• **Challenge**
In the entries below, find the lines that contain the word "image" and copy them.

• **Supplied records**
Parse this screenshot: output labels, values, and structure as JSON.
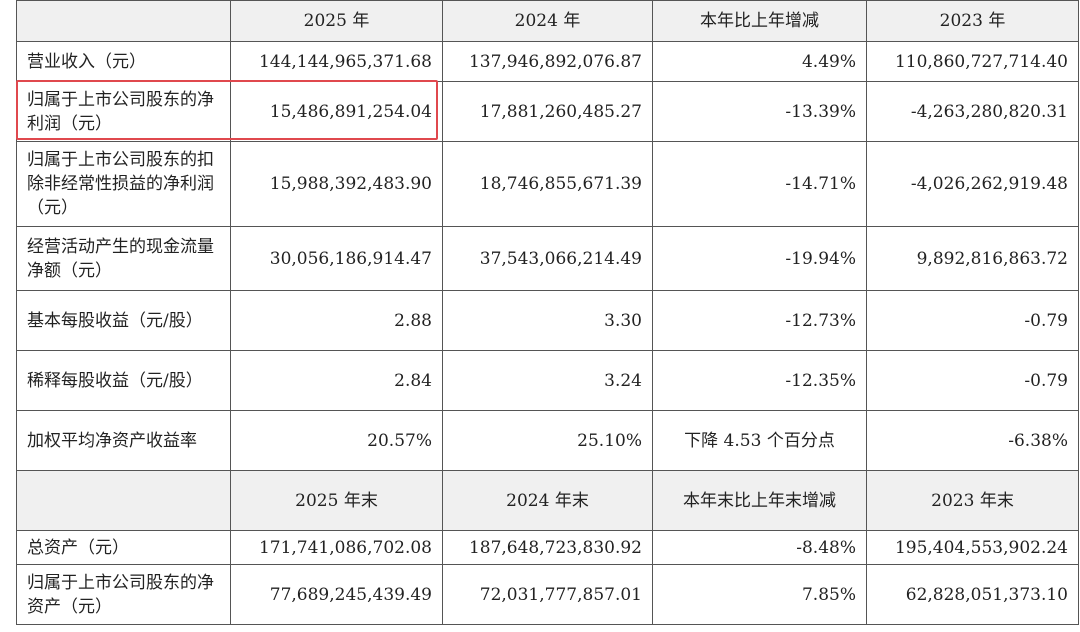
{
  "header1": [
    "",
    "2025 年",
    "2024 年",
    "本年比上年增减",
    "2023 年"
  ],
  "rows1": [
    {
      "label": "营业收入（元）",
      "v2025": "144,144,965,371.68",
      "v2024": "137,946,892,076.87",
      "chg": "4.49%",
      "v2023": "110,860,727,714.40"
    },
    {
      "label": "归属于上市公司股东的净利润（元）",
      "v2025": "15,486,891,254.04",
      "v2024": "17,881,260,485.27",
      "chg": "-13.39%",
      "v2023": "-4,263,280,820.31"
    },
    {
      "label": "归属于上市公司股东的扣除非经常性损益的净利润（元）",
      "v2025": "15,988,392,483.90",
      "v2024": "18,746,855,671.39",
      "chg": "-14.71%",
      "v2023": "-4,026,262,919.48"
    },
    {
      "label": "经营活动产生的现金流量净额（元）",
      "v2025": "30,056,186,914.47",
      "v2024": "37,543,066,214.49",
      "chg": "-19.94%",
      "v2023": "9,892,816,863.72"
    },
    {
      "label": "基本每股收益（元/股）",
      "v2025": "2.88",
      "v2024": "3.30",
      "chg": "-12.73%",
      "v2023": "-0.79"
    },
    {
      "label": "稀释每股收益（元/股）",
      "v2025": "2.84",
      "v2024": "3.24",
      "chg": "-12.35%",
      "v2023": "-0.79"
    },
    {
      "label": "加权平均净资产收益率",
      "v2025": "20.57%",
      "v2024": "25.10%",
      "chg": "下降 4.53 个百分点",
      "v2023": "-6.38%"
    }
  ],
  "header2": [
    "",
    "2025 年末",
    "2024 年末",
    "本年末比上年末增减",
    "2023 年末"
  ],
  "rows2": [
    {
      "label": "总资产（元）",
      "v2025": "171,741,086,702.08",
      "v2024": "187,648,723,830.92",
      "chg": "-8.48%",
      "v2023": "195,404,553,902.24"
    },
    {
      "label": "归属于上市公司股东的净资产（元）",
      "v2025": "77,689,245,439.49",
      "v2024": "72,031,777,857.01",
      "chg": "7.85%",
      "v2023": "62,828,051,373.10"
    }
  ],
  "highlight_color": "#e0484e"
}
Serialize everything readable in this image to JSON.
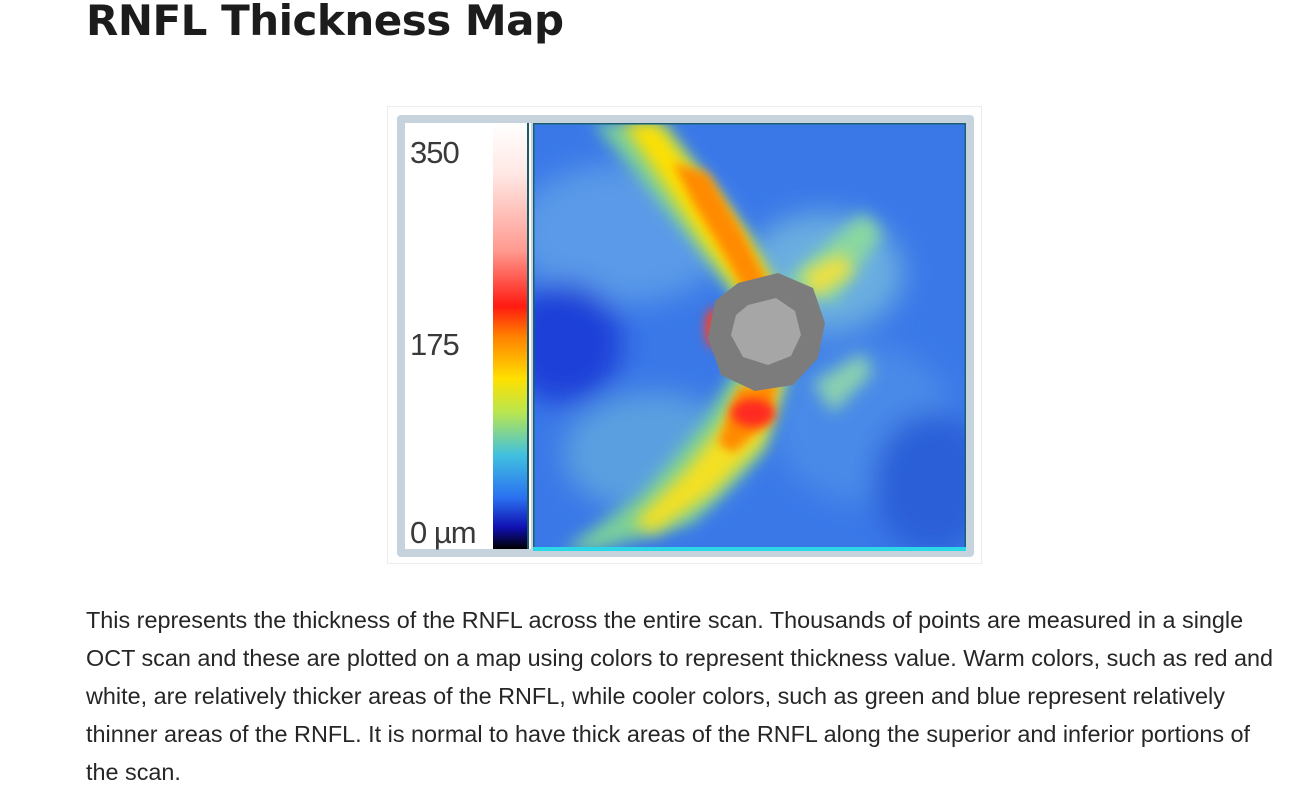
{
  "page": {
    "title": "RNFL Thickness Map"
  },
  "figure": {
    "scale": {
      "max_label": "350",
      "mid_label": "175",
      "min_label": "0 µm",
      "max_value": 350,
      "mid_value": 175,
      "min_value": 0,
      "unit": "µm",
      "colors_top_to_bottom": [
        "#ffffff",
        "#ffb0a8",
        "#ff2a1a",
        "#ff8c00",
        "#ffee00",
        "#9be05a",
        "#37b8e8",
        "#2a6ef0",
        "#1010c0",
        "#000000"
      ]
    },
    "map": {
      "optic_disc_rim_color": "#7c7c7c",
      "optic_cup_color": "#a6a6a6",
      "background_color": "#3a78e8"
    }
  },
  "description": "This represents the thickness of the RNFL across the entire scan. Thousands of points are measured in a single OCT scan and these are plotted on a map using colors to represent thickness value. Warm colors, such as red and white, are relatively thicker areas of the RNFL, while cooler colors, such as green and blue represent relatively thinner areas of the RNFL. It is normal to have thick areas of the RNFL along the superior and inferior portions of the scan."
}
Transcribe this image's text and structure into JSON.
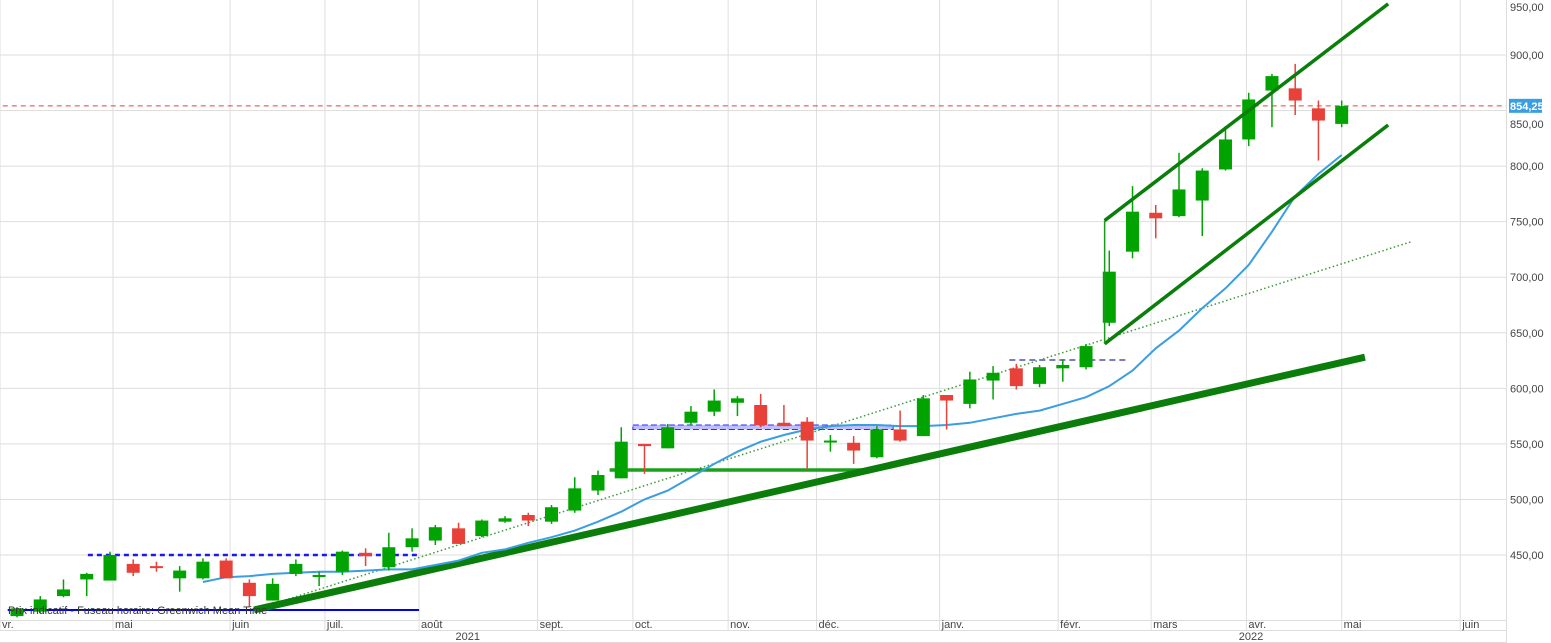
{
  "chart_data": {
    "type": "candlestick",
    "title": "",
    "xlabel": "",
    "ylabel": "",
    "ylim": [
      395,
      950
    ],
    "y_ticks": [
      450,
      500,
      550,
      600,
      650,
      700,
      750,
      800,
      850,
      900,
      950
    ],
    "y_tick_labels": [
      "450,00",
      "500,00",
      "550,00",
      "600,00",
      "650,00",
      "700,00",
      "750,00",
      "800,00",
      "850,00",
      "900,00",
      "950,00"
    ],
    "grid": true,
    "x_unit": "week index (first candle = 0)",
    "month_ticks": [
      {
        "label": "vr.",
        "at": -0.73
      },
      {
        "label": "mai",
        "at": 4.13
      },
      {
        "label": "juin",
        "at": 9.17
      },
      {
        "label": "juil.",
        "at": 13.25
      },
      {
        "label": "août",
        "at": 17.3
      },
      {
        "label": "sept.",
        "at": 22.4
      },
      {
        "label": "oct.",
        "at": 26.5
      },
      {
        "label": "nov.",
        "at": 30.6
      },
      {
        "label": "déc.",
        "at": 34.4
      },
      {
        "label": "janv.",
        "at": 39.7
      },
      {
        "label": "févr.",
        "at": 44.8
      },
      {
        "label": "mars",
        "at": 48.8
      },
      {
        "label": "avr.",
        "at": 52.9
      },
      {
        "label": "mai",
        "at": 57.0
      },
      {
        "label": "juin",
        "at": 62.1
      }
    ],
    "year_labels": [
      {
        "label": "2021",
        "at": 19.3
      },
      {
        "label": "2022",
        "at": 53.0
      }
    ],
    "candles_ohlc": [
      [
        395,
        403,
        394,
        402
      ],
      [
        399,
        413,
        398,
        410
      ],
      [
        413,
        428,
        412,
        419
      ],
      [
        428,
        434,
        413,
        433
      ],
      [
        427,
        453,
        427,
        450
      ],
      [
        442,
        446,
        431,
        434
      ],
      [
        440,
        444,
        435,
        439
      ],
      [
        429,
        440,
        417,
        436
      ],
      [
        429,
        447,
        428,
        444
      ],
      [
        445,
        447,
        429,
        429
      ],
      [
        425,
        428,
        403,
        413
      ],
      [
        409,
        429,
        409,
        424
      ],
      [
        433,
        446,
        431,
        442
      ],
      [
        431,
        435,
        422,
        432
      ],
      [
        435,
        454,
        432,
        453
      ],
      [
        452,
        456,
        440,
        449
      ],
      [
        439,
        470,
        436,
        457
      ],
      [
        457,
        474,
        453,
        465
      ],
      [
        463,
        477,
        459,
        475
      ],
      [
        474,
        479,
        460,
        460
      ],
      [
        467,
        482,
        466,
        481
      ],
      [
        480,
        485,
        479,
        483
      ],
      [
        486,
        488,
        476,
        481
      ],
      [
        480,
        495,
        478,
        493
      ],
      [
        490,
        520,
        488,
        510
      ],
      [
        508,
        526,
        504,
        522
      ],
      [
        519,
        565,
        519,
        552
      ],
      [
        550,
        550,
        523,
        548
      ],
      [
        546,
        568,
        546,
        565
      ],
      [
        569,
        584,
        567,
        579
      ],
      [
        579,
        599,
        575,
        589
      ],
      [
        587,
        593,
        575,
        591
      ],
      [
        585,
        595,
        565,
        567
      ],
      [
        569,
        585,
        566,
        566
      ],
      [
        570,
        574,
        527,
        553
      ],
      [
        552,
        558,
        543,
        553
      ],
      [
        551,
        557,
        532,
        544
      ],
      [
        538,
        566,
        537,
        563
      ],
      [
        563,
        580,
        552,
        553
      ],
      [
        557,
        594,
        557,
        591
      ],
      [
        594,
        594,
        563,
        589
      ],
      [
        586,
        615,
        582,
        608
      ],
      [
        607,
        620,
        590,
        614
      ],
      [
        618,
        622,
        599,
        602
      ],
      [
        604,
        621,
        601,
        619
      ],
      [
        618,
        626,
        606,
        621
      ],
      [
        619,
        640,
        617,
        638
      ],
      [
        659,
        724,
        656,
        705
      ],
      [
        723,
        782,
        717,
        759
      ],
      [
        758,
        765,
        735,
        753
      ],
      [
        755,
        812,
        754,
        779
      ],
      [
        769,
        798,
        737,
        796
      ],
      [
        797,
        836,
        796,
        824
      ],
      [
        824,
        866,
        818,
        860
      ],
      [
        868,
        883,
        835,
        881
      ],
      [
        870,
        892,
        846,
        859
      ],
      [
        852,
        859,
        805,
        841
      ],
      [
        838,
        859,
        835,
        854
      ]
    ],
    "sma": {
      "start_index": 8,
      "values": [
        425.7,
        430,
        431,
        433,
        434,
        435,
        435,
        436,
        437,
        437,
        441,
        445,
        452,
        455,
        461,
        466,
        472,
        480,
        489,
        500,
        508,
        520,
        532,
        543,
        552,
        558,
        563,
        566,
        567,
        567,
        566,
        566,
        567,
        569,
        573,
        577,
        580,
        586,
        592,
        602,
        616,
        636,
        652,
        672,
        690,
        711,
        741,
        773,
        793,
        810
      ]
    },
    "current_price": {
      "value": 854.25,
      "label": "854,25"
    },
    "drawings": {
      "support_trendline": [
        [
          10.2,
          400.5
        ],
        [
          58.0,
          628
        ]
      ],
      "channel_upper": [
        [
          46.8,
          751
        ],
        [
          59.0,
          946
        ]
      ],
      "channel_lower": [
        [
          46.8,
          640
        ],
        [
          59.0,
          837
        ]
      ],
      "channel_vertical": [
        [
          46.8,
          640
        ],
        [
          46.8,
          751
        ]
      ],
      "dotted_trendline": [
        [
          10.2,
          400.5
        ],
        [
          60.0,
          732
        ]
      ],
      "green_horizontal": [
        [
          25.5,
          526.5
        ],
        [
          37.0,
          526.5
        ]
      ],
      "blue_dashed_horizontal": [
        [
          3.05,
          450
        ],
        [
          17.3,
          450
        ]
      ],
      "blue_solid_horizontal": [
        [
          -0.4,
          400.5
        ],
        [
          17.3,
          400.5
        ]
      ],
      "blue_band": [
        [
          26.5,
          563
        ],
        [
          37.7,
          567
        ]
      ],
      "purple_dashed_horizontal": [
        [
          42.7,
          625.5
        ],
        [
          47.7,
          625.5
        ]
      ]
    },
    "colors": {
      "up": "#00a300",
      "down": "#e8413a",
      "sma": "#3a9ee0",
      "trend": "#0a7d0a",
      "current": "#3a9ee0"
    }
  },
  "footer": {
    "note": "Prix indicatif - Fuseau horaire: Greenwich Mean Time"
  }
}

• **Task solution**
Serialize everything readable in this image to JSON.
Transcribe this image's text and structure into JSON.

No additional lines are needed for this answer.